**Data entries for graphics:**

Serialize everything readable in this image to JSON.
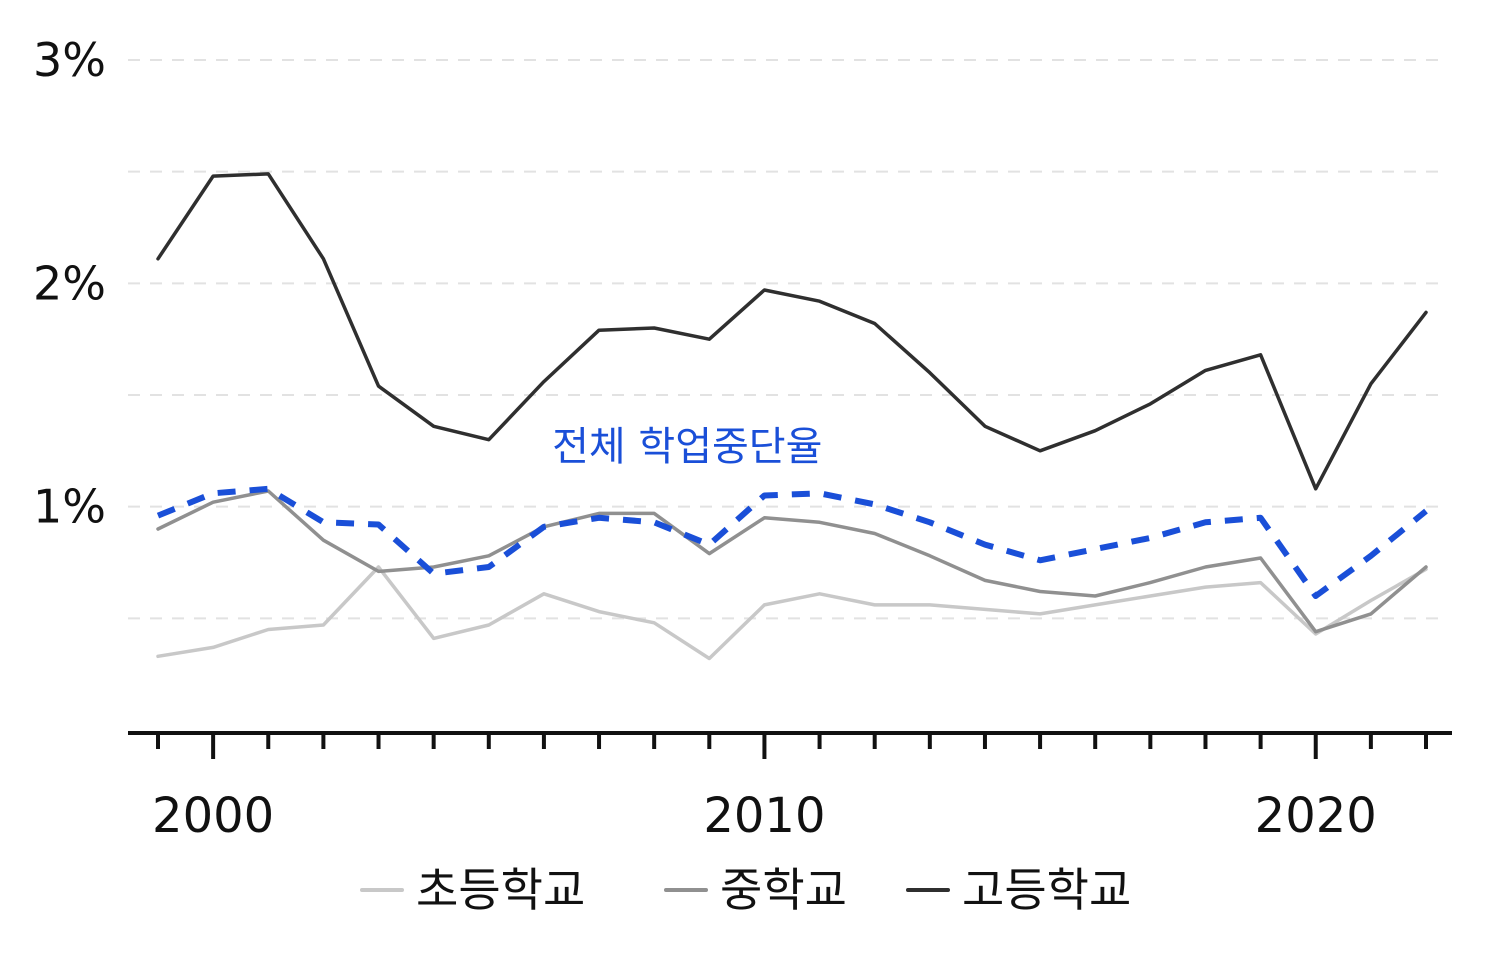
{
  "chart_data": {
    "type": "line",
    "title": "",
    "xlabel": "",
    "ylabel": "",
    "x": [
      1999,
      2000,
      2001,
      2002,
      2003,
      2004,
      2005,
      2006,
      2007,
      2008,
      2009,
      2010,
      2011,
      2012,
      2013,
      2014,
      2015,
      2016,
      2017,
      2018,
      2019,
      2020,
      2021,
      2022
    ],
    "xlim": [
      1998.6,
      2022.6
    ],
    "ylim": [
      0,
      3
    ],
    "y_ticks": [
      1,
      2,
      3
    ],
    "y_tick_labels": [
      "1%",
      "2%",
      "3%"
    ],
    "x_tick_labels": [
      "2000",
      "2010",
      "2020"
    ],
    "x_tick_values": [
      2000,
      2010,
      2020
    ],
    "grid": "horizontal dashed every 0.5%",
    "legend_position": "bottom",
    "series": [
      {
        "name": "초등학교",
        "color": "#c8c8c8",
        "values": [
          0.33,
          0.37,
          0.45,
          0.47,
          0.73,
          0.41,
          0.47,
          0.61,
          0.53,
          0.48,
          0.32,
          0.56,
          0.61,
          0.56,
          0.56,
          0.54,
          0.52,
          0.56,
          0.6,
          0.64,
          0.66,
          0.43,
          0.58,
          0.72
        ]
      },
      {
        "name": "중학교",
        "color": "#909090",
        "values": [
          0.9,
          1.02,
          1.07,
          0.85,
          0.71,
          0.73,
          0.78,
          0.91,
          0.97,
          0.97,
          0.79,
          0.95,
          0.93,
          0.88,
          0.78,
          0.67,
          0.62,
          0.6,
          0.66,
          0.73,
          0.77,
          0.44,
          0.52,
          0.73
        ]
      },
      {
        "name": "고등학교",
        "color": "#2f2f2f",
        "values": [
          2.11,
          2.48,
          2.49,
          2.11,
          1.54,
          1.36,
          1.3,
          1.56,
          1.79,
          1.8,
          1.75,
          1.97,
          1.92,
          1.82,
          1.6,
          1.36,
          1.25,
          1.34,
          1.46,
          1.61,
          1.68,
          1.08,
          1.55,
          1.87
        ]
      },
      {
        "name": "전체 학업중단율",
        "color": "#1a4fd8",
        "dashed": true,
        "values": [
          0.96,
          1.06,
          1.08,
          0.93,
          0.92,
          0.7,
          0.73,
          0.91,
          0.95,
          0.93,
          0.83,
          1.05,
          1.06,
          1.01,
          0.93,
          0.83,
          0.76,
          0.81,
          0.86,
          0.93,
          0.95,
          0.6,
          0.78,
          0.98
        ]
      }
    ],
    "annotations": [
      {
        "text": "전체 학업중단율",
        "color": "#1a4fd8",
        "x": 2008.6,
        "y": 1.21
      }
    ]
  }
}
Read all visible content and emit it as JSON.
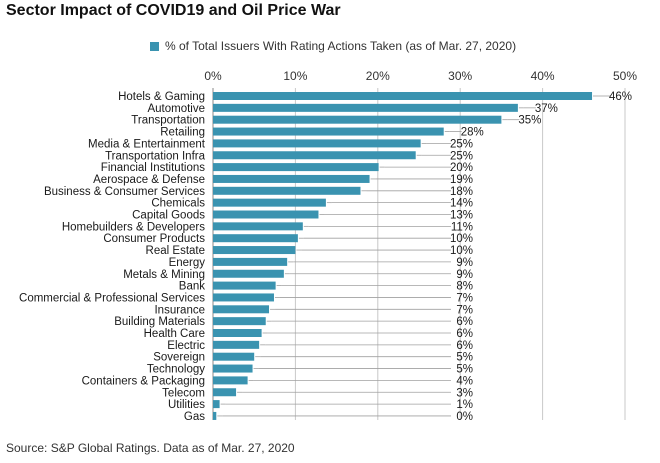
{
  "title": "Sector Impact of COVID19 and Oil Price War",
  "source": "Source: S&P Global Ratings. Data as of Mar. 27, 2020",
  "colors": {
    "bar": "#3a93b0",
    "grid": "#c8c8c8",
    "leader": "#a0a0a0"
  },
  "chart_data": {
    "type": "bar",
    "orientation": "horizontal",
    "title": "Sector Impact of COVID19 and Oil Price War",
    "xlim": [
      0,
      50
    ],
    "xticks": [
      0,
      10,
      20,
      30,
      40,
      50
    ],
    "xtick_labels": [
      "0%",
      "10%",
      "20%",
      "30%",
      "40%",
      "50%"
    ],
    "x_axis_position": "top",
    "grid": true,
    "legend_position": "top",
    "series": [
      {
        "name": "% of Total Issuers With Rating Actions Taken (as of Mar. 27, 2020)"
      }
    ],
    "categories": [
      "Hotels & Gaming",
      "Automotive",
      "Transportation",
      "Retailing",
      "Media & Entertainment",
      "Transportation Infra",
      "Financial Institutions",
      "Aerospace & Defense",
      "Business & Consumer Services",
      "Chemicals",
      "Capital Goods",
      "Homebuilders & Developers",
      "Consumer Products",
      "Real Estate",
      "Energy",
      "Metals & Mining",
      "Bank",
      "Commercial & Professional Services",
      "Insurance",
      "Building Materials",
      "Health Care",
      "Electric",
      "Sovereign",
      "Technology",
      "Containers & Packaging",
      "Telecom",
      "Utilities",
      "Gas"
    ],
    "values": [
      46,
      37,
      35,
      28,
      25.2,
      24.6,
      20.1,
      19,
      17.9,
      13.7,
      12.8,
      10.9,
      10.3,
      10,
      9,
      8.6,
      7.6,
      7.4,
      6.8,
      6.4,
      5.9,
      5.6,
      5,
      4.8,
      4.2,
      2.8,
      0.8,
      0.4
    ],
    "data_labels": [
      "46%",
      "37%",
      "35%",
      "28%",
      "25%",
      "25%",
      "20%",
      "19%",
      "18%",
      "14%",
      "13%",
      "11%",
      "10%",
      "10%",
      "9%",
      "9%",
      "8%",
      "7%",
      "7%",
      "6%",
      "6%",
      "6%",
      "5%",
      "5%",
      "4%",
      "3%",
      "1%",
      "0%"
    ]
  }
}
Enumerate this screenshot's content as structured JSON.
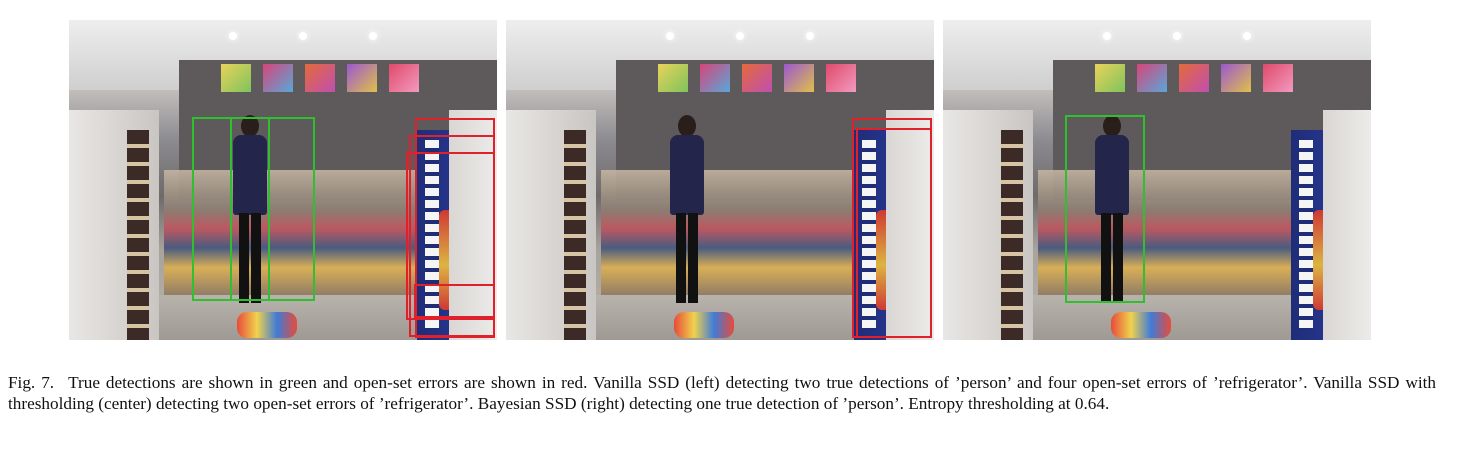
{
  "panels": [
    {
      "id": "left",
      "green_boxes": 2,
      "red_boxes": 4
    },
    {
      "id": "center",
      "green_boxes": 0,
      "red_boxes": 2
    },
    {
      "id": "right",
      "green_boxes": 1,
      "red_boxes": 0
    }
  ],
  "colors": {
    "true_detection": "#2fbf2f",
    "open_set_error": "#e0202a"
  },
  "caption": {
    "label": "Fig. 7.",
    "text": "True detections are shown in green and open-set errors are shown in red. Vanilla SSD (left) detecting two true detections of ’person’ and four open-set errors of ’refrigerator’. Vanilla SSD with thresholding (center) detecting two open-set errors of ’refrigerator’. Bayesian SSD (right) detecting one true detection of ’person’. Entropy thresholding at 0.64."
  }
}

**WHAT THE TASK REQUIRES:** Among these entries, how many lines include the string "dashed"? Reply with the number by itself.

**EXERCISE SOLUTION:** 2